#### RECORDED DATA

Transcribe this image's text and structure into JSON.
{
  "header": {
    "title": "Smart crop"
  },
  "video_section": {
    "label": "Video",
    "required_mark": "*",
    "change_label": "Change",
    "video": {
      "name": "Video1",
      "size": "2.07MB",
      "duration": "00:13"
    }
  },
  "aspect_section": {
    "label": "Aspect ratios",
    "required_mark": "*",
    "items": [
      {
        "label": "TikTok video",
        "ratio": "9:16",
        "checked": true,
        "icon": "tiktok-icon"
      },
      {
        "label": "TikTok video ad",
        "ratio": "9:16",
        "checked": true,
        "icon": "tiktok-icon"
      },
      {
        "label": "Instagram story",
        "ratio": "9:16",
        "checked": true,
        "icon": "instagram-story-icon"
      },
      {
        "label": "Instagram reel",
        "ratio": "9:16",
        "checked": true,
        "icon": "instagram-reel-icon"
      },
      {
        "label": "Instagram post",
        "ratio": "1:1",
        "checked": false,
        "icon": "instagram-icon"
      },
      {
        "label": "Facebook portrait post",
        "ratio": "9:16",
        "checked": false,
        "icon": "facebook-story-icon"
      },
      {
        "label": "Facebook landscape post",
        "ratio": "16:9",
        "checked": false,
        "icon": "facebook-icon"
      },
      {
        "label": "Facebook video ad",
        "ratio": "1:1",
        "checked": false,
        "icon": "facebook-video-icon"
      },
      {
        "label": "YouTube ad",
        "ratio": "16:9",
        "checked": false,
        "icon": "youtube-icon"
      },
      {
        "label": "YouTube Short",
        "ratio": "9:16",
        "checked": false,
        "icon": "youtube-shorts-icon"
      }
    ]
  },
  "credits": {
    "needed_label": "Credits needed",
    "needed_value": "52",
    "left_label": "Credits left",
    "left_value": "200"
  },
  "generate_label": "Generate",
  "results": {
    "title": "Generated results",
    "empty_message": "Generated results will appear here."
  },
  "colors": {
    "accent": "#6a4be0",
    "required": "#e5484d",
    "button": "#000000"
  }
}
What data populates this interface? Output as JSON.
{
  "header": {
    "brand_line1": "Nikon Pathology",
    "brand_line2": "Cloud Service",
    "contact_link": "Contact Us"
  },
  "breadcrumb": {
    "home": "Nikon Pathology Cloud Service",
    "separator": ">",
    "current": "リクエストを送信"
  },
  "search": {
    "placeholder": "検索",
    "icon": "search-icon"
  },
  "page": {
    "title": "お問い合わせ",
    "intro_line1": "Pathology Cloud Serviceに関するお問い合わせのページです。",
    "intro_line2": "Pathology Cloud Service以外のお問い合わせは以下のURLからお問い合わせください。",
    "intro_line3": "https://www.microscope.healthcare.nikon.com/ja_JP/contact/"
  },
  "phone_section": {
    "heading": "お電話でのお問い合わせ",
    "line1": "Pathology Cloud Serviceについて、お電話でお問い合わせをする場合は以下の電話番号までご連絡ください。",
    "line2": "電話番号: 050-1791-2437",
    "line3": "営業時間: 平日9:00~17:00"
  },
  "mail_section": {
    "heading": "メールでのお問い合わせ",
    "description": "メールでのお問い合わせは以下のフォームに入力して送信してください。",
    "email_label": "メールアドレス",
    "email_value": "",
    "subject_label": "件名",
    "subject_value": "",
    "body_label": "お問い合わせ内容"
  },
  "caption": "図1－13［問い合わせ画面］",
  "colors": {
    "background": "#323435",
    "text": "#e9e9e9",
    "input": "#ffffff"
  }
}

########

▶ [GOAL OF THE EXERCISE] Produce an exact copy of the lines from the one containing "What data populates" through the last line, and of nothing else.

▶ [FULL ANSWER]
What data populates this interface? Output as JSON.
{
  "header": {
    "brand_line1": "Nikon Pathology",
    "brand_line2": "Cloud Service",
    "contact_link": "Contact Us"
  },
  "breadcrumb": {
    "home": "Nikon Pathology Cloud Service",
    "separator": ">",
    "current": "リクエストを送信"
  },
  "search": {
    "placeholder": "検索",
    "icon": "search-icon"
  },
  "page": {
    "title": "お問い合わせ",
    "intro_line1": "Pathology Cloud Serviceに関するお問い合わせのページです。",
    "intro_line2": "Pathology Cloud Service以外のお問い合わせは以下のURLからお問い合わせください。",
    "intro_line3": "https://www.microscope.healthcare.nikon.com/ja_JP/contact/"
  },
  "phone_section": {
    "heading": "お電話でのお問い合わせ",
    "line1": "Pathology Cloud Serviceについて、お電話でお問い合わせをする場合は以下の電話番号までご連絡ください。",
    "line2": "電話番号: 050-1791-2437",
    "line3": "営業時間: 平日9:00~17:00"
  },
  "mail_section": {
    "heading": "メールでのお問い合わせ",
    "description": "メールでのお問い合わせは以下のフォームに入力して送信してください。",
    "email_label": "メールアドレス",
    "email_value": "",
    "subject_label": "件名",
    "subject_value": "",
    "body_label": "お問い合わせ内容"
  },
  "caption": "図1－13［問い合わせ画面］",
  "colors": {
    "background": "#323435",
    "text": "#e9e9e9",
    "input": "#ffffff"
  }
}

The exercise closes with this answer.